Could you write out the records below exactly as they appear, leaving out any pictures?

TASK INPUT:

---*---

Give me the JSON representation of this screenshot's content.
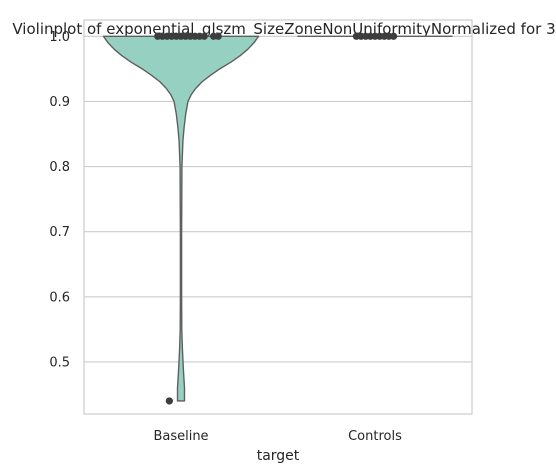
{
  "chart_data": {
    "type": "violin",
    "title": "Violinplot of exponential_glszm_SizeZoneNonUniformityNormalized for 3",
    "xlabel": "target",
    "ylabel": "",
    "ylim": [
      0.42,
      1.025
    ],
    "yticks": [
      0.5,
      0.6,
      0.7,
      0.8,
      0.9,
      1.0
    ],
    "ytick_labels": [
      "0.5",
      "0.6",
      "0.7",
      "0.8",
      "0.9",
      "1.0"
    ],
    "categories": [
      "Baseline",
      "Controls"
    ],
    "grid": true,
    "colors": {
      "violin_fill": "#95d0c0",
      "violin_edge": "#5f5f5f",
      "points": "#3d3d3d",
      "grid": "#cccccc",
      "axes_edge": "#cccccc"
    },
    "series": [
      {
        "name": "Baseline",
        "min": 0.44,
        "max": 1.0,
        "density_profile": [
          {
            "y": 1.0,
            "width": 1.0
          },
          {
            "y": 0.99,
            "width": 0.94
          },
          {
            "y": 0.98,
            "width": 0.86
          },
          {
            "y": 0.97,
            "width": 0.76
          },
          {
            "y": 0.96,
            "width": 0.64
          },
          {
            "y": 0.95,
            "width": 0.5
          },
          {
            "y": 0.94,
            "width": 0.38
          },
          {
            "y": 0.93,
            "width": 0.27
          },
          {
            "y": 0.92,
            "width": 0.19
          },
          {
            "y": 0.91,
            "width": 0.13
          },
          {
            "y": 0.9,
            "width": 0.09
          },
          {
            "y": 0.88,
            "width": 0.06
          },
          {
            "y": 0.86,
            "width": 0.04
          },
          {
            "y": 0.84,
            "width": 0.025
          },
          {
            "y": 0.8,
            "width": 0.012
          },
          {
            "y": 0.7,
            "width": 0.008
          },
          {
            "y": 0.6,
            "width": 0.008
          },
          {
            "y": 0.55,
            "width": 0.01
          },
          {
            "y": 0.52,
            "width": 0.018
          },
          {
            "y": 0.49,
            "width": 0.03
          },
          {
            "y": 0.46,
            "width": 0.045
          },
          {
            "y": 0.44,
            "width": 0.045
          }
        ],
        "points": [
          {
            "y": 1.0,
            "dx": -0.3
          },
          {
            "y": 1.0,
            "dx": -0.24
          },
          {
            "y": 1.0,
            "dx": -0.18
          },
          {
            "y": 1.0,
            "dx": -0.12
          },
          {
            "y": 1.0,
            "dx": -0.06
          },
          {
            "y": 1.0,
            "dx": 0.0
          },
          {
            "y": 1.0,
            "dx": 0.06
          },
          {
            "y": 1.0,
            "dx": 0.12
          },
          {
            "y": 1.0,
            "dx": 0.18
          },
          {
            "y": 1.0,
            "dx": 0.24
          },
          {
            "y": 1.0,
            "dx": 0.3
          },
          {
            "y": 1.0,
            "dx": 0.42
          },
          {
            "y": 1.0,
            "dx": 0.48
          },
          {
            "y": 0.44,
            "dx": -0.15
          }
        ]
      },
      {
        "name": "Controls",
        "min": 1.0,
        "max": 1.0,
        "density_profile": [],
        "points": [
          {
            "y": 1.0,
            "dx": -0.24
          },
          {
            "y": 1.0,
            "dx": -0.18
          },
          {
            "y": 1.0,
            "dx": -0.12
          },
          {
            "y": 1.0,
            "dx": -0.06
          },
          {
            "y": 1.0,
            "dx": 0.0
          },
          {
            "y": 1.0,
            "dx": 0.06
          },
          {
            "y": 1.0,
            "dx": 0.12
          },
          {
            "y": 1.0,
            "dx": 0.18
          },
          {
            "y": 1.0,
            "dx": 0.24
          }
        ]
      }
    ]
  }
}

---*---

SOLUTION BELOW:
Give me the JSON representation of this screenshot's content.
{
  "chart_data": {
    "type": "violin",
    "title": "Violinplot of exponential_glszm_SizeZoneNonUniformityNormalized for 3",
    "xlabel": "target",
    "ylabel": "",
    "ylim": [
      0.42,
      1.025
    ],
    "yticks": [
      0.5,
      0.6,
      0.7,
      0.8,
      0.9,
      1.0
    ],
    "ytick_labels": [
      "0.5",
      "0.6",
      "0.7",
      "0.8",
      "0.9",
      "1.0"
    ],
    "categories": [
      "Baseline",
      "Controls"
    ],
    "grid": true,
    "colors": {
      "violin_fill": "#95d0c0",
      "violin_edge": "#5f5f5f",
      "points": "#3d3d3d",
      "grid": "#cccccc",
      "axes_edge": "#cccccc"
    },
    "series": [
      {
        "name": "Baseline",
        "min": 0.44,
        "max": 1.0,
        "density_profile": [
          {
            "y": 1.0,
            "width": 1.0
          },
          {
            "y": 0.99,
            "width": 0.94
          },
          {
            "y": 0.98,
            "width": 0.86
          },
          {
            "y": 0.97,
            "width": 0.76
          },
          {
            "y": 0.96,
            "width": 0.64
          },
          {
            "y": 0.95,
            "width": 0.5
          },
          {
            "y": 0.94,
            "width": 0.38
          },
          {
            "y": 0.93,
            "width": 0.27
          },
          {
            "y": 0.92,
            "width": 0.19
          },
          {
            "y": 0.91,
            "width": 0.13
          },
          {
            "y": 0.9,
            "width": 0.09
          },
          {
            "y": 0.88,
            "width": 0.06
          },
          {
            "y": 0.86,
            "width": 0.04
          },
          {
            "y": 0.84,
            "width": 0.025
          },
          {
            "y": 0.8,
            "width": 0.012
          },
          {
            "y": 0.7,
            "width": 0.008
          },
          {
            "y": 0.6,
            "width": 0.008
          },
          {
            "y": 0.55,
            "width": 0.01
          },
          {
            "y": 0.52,
            "width": 0.018
          },
          {
            "y": 0.49,
            "width": 0.03
          },
          {
            "y": 0.46,
            "width": 0.045
          },
          {
            "y": 0.44,
            "width": 0.045
          }
        ],
        "points": [
          {
            "y": 1.0,
            "dx": -0.3
          },
          {
            "y": 1.0,
            "dx": -0.24
          },
          {
            "y": 1.0,
            "dx": -0.18
          },
          {
            "y": 1.0,
            "dx": -0.12
          },
          {
            "y": 1.0,
            "dx": -0.06
          },
          {
            "y": 1.0,
            "dx": 0.0
          },
          {
            "y": 1.0,
            "dx": 0.06
          },
          {
            "y": 1.0,
            "dx": 0.12
          },
          {
            "y": 1.0,
            "dx": 0.18
          },
          {
            "y": 1.0,
            "dx": 0.24
          },
          {
            "y": 1.0,
            "dx": 0.3
          },
          {
            "y": 1.0,
            "dx": 0.42
          },
          {
            "y": 1.0,
            "dx": 0.48
          },
          {
            "y": 0.44,
            "dx": -0.15
          }
        ]
      },
      {
        "name": "Controls",
        "min": 1.0,
        "max": 1.0,
        "density_profile": [],
        "points": [
          {
            "y": 1.0,
            "dx": -0.24
          },
          {
            "y": 1.0,
            "dx": -0.18
          },
          {
            "y": 1.0,
            "dx": -0.12
          },
          {
            "y": 1.0,
            "dx": -0.06
          },
          {
            "y": 1.0,
            "dx": 0.0
          },
          {
            "y": 1.0,
            "dx": 0.06
          },
          {
            "y": 1.0,
            "dx": 0.12
          },
          {
            "y": 1.0,
            "dx": 0.18
          },
          {
            "y": 1.0,
            "dx": 0.24
          }
        ]
      }
    ]
  }
}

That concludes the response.